**ЗАДАНИЕ 1**
Определите, согласуются ли с фрагментом о Петефи утверждения (а), (б) и (в). Для каждого ответьте «да» или «нет» и приведите решающие слова фрагмента дословной цитатой.
(а) Имена писателей, которых в свое время признавали, оказались забыты.
(б) Сановник от литературы, которому представили Петефи, подробно и тепло с ним побеседовал.
(в) Реакционная критика того времени старалась принизить этих писателей по сравнению с Петефи.

**ФРАГМЕНТ ДОКУМЕНТА**
☆ ☆ ☆

Эти «изысканного воспитания» и «блестящего положения» писатели и поэты, думавшие, что их имя и творчество останутся в памяти народа, жестоко ошиблись, Надменность и умение «вести себя в обществе» им не помогли. Имена сих признанных в те времена писателей канули в безвестность. Помнят о них только историки литературы, и то потому, что сияние имени Петефи коснулось мимоходом этих ничем особенно не примечательных людей. Своего сияния у них не было, ценности они не представляли никакой, хотя в то время реакционная критика всячески старалась поднять их, поставить их намного выше Петефи.

Петефи представили одному из таких писателей. Но сей сановник от литературы, сохраняя необходимую дистанцию, как и полагалось с людьми низшего ранга, величественно кивнул головой и бросил какую-то ничего не значащую фразу (такого рода люди во все времена неподражаемы в своем умении говорить ничего не значащие слова): «Я рад, что имею счастье…» И он тут же «перешел к делу».

☆ ☆ ☆

**ИСХОДНЫЕ ДАННЫЕ**
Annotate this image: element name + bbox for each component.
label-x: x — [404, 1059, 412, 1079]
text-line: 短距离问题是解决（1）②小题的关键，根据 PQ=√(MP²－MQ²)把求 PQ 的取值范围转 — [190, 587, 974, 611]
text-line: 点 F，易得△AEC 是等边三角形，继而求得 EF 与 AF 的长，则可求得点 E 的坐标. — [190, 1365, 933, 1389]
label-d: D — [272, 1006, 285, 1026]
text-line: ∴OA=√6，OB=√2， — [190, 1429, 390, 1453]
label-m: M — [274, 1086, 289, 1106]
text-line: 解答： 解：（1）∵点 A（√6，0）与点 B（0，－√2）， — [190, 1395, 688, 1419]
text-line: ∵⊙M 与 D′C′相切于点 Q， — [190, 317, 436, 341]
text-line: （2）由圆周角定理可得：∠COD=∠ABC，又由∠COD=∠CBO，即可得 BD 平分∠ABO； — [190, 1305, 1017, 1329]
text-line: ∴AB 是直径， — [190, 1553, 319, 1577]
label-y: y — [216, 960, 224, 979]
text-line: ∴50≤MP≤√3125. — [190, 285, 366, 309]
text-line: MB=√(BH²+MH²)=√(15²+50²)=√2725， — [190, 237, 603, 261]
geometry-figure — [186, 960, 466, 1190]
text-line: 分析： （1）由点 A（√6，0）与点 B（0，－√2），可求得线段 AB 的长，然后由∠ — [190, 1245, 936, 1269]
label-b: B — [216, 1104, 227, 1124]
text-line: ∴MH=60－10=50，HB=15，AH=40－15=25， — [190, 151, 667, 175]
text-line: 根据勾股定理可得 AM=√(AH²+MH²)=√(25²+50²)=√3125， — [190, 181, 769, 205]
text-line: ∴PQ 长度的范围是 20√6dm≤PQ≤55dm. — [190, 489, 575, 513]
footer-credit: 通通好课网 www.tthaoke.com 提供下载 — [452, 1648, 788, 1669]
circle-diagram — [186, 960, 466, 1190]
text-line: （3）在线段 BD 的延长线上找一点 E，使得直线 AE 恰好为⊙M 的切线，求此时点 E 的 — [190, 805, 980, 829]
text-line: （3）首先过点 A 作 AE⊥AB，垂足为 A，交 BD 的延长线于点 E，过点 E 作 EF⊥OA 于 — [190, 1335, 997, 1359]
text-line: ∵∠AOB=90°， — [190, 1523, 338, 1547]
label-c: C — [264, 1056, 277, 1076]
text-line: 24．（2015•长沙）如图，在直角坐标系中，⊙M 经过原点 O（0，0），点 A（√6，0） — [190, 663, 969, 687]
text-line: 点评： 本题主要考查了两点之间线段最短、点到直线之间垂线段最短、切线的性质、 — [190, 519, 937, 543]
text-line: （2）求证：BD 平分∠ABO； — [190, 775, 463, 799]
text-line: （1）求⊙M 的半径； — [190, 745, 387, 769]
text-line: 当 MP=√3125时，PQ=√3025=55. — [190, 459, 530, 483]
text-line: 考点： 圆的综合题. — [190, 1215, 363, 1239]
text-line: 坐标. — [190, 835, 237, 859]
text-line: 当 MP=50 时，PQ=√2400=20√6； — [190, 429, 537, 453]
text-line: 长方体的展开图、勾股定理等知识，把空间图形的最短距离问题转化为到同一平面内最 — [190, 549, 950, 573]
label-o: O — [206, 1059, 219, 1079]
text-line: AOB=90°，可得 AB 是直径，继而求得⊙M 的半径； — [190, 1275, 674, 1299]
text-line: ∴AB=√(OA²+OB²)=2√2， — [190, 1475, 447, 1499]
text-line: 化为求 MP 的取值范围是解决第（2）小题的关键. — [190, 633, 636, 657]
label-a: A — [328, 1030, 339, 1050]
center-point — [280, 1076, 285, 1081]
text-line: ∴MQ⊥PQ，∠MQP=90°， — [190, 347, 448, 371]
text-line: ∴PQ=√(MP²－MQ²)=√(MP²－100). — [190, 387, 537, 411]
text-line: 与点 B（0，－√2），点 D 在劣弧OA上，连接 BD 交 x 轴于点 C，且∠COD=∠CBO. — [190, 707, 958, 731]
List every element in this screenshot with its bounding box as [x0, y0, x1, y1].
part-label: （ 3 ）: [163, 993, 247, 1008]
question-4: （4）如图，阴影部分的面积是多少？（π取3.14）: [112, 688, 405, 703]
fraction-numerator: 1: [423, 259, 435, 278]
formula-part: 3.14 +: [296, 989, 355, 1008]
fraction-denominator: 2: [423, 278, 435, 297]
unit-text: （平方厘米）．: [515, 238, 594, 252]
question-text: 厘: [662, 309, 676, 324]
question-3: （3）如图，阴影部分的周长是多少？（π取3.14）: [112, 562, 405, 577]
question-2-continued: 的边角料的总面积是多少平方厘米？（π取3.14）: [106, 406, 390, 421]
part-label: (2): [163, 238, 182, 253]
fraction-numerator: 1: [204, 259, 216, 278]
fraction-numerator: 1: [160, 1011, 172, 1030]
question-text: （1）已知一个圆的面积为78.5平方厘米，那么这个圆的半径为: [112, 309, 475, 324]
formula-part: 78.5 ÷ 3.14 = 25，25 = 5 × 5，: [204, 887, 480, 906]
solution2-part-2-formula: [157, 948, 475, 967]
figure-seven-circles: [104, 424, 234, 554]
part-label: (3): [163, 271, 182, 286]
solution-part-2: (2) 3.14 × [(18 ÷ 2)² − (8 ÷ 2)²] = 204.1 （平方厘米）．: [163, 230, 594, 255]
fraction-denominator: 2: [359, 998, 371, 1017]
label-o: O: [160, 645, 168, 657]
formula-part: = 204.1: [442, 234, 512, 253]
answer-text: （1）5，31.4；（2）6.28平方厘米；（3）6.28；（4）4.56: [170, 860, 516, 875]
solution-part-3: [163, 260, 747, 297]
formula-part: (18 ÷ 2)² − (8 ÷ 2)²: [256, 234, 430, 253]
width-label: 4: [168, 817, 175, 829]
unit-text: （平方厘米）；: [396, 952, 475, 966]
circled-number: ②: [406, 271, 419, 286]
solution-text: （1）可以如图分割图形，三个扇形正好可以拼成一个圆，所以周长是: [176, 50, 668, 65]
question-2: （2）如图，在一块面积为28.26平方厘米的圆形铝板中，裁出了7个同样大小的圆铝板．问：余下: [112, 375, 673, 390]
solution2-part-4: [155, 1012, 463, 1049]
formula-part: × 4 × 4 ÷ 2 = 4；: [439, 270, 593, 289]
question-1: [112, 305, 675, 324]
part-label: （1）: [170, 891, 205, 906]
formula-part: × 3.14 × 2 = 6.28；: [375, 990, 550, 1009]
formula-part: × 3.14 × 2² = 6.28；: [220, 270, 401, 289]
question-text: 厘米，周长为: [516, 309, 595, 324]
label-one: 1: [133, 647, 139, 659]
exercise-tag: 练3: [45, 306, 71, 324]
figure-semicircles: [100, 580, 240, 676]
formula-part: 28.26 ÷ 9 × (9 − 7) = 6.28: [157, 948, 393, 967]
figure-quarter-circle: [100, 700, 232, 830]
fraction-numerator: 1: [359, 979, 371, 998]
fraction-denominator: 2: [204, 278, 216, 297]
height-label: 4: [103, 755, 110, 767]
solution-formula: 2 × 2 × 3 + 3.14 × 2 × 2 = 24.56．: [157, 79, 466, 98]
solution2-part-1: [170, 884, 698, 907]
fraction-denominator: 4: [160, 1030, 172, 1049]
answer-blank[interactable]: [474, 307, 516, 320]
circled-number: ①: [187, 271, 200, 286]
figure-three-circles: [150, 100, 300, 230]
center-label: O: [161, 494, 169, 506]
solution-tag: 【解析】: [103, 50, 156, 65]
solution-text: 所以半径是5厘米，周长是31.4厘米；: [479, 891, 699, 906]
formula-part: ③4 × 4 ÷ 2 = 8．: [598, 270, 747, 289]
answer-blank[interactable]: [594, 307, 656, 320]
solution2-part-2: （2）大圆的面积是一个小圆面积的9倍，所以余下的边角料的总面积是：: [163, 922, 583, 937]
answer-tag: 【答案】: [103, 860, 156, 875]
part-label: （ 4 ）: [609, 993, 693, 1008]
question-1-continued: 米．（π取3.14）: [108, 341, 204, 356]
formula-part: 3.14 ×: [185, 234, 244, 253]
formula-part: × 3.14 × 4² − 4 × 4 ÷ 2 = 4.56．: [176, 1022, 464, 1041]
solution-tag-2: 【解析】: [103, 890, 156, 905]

☆ ☆ ☆

**ЗАДАНИЕ 2**
Перепишите без изменений участок листинга от его начала до строки, содержащей «text-line: （1）求⊙M 的半径； — [190, 745, 387, 769]», включая обе границы, и больше ничего не приводите.

**ПОЛНЫЙ ОТВЕТ 1**
(а) Да: «Имена сих признанных в те времена писателей канули в безвестность».
(б) Нет: «величественно кивнул головой и бросил какую-то ничего не значащую фразу».
(в) Нет: «реакционная критика всячески старалась поднять их, поставить их намного выше Петефи».

**ПОЛНЫЙ ОТВЕТ 2**
Annotate this image: element name + bbox for each component.
label-x: x — [404, 1059, 412, 1079]
text-line: 短距离问题是解决（1）②小题的关键，根据 PQ=√(MP²－MQ²)把求 PQ 的取值范围转 — [190, 587, 974, 611]
text-line: 点 F，易得△AEC 是等边三角形，继而求得 EF 与 AF 的长，则可求得点 E 的坐标. — [190, 1365, 933, 1389]
label-d: D — [272, 1006, 285, 1026]
text-line: ∴OA=√6，OB=√2， — [190, 1429, 390, 1453]
label-m: M — [274, 1086, 289, 1106]
text-line: 解答： 解：（1）∵点 A（√6，0）与点 B（0，－√2）， — [190, 1395, 688, 1419]
text-line: ∵⊙M 与 D′C′相切于点 Q， — [190, 317, 436, 341]
text-line: （2）由圆周角定理可得：∠COD=∠ABC，又由∠COD=∠CBO，即可得 BD 平分∠ABO； — [190, 1305, 1017, 1329]
text-line: ∴AB 是直径， — [190, 1553, 319, 1577]
label-y: y — [216, 960, 224, 979]
text-line: ∴50≤MP≤√3125. — [190, 285, 366, 309]
text-line: MB=√(BH²+MH²)=√(15²+50²)=√2725， — [190, 237, 603, 261]
geometry-figure — [186, 960, 466, 1190]
text-line: 分析： （1）由点 A（√6，0）与点 B（0，－√2），可求得线段 AB 的长，然后由∠ — [190, 1245, 936, 1269]
label-b: B — [216, 1104, 227, 1124]
text-line: ∴MH=60－10=50，HB=15，AH=40－15=25， — [190, 151, 667, 175]
text-line: 根据勾股定理可得 AM=√(AH²+MH²)=√(25²+50²)=√3125， — [190, 181, 769, 205]
text-line: ∴PQ 长度的范围是 20√6dm≤PQ≤55dm. — [190, 489, 575, 513]
footer-credit: 通通好课网 www.tthaoke.com 提供下载 — [452, 1648, 788, 1669]
circle-diagram — [186, 960, 466, 1190]
text-line: （3）在线段 BD 的延长线上找一点 E，使得直线 AE 恰好为⊙M 的切线，求此时点 E 的 — [190, 805, 980, 829]
text-line: （3）首先过点 A 作 AE⊥AB，垂足为 A，交 BD 的延长线于点 E，过点 E 作 EF⊥OA 于 — [190, 1335, 997, 1359]
text-line: ∵∠AOB=90°， — [190, 1523, 338, 1547]
label-c: C — [264, 1056, 277, 1076]
text-line: 24．（2015•长沙）如图，在直角坐标系中，⊙M 经过原点 O（0，0），点 A（√6，0） — [190, 663, 969, 687]
text-line: 点评： 本题主要考查了两点之间线段最短、点到直线之间垂线段最短、切线的性质、 — [190, 519, 937, 543]
text-line: （2）求证：BD 平分∠ABO； — [190, 775, 463, 799]
text-line: （1）求⊙M 的半径； — [190, 745, 387, 769]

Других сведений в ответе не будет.